STATED EXERCISE: Search the records below for the word "JSON" and show every line where it occurs.

(Source data)
>>>>>

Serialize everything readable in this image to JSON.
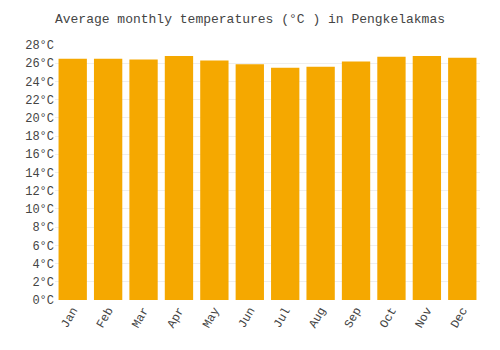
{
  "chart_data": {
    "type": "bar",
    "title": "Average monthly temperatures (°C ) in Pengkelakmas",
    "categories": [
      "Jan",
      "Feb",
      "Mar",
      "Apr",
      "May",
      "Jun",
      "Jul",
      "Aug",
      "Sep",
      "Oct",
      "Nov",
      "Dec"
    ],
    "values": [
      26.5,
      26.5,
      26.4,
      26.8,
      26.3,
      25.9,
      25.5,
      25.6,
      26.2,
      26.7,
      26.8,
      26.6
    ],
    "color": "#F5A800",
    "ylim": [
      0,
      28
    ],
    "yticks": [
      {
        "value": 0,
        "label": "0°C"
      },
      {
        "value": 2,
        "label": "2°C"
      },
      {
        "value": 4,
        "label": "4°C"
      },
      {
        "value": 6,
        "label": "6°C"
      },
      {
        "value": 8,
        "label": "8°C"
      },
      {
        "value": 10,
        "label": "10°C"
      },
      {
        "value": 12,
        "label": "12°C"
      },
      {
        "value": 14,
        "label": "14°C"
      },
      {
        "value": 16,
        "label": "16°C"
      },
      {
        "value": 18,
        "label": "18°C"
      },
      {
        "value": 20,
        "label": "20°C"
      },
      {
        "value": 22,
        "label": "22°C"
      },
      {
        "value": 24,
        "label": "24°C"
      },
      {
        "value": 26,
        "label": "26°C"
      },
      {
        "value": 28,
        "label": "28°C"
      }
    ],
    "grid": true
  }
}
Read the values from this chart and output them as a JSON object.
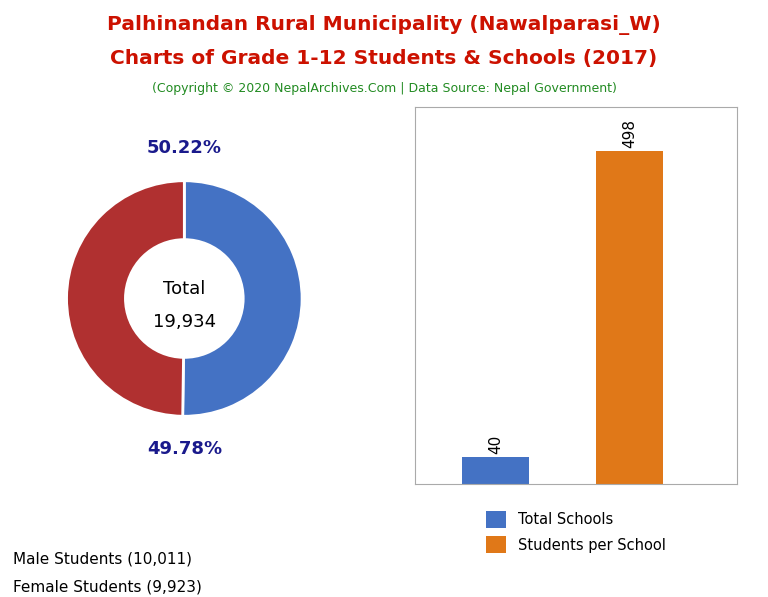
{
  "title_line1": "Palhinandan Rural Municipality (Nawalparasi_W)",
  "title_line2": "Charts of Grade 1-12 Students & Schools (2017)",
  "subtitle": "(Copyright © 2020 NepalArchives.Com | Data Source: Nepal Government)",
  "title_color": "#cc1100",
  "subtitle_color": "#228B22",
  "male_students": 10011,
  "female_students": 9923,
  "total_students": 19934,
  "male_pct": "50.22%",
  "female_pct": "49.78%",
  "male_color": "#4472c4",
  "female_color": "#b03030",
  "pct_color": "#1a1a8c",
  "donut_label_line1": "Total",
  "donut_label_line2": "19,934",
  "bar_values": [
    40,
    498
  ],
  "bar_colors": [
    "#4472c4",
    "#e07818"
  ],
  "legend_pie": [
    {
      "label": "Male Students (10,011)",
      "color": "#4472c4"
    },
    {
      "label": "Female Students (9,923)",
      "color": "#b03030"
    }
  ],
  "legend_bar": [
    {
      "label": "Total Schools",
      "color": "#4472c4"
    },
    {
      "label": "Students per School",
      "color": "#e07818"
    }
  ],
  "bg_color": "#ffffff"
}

<<<<<
>>>>>

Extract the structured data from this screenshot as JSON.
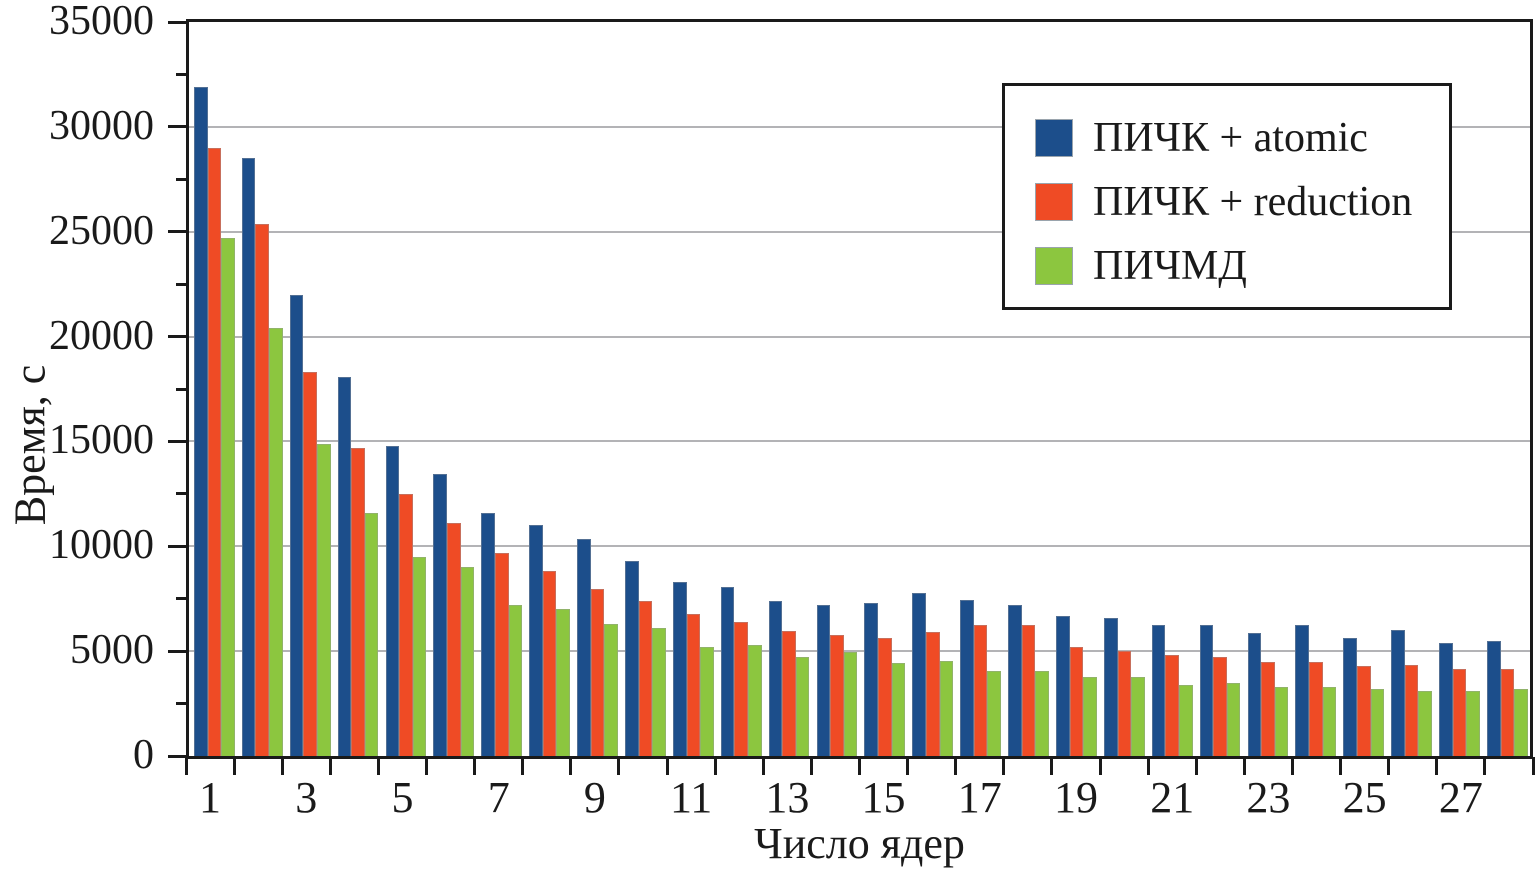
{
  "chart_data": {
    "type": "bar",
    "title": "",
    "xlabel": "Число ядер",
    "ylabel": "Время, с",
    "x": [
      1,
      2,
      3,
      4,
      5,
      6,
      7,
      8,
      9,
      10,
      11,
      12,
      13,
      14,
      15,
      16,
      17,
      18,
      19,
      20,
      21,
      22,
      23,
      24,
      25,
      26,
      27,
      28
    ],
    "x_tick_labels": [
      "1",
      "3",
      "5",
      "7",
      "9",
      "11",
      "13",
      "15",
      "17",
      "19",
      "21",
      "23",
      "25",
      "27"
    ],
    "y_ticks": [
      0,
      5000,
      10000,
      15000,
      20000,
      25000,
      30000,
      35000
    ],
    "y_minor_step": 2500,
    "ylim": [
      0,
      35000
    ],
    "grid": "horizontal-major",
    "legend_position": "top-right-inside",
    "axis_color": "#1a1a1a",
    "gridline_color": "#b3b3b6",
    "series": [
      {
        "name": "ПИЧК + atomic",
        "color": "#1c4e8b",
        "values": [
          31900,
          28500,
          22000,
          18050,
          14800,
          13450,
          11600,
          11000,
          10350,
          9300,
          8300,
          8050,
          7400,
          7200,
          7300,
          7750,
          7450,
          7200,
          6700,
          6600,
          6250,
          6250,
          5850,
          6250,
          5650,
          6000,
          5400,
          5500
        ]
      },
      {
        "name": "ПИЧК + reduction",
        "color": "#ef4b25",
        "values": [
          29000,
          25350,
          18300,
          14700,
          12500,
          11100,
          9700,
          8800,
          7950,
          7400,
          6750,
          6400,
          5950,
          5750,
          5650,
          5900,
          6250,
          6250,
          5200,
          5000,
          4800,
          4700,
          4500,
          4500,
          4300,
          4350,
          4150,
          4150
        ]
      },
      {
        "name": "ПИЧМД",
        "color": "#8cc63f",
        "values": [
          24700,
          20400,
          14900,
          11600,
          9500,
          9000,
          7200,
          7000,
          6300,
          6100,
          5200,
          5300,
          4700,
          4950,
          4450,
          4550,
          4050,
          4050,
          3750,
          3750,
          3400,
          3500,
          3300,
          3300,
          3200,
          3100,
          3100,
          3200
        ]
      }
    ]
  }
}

<<<<<

REPLY TO THE TASK:
Serialize everything readable in this image to JSON.
Read the values from this chart and output them as a JSON object.
Extract the structured data from this screenshot as JSON.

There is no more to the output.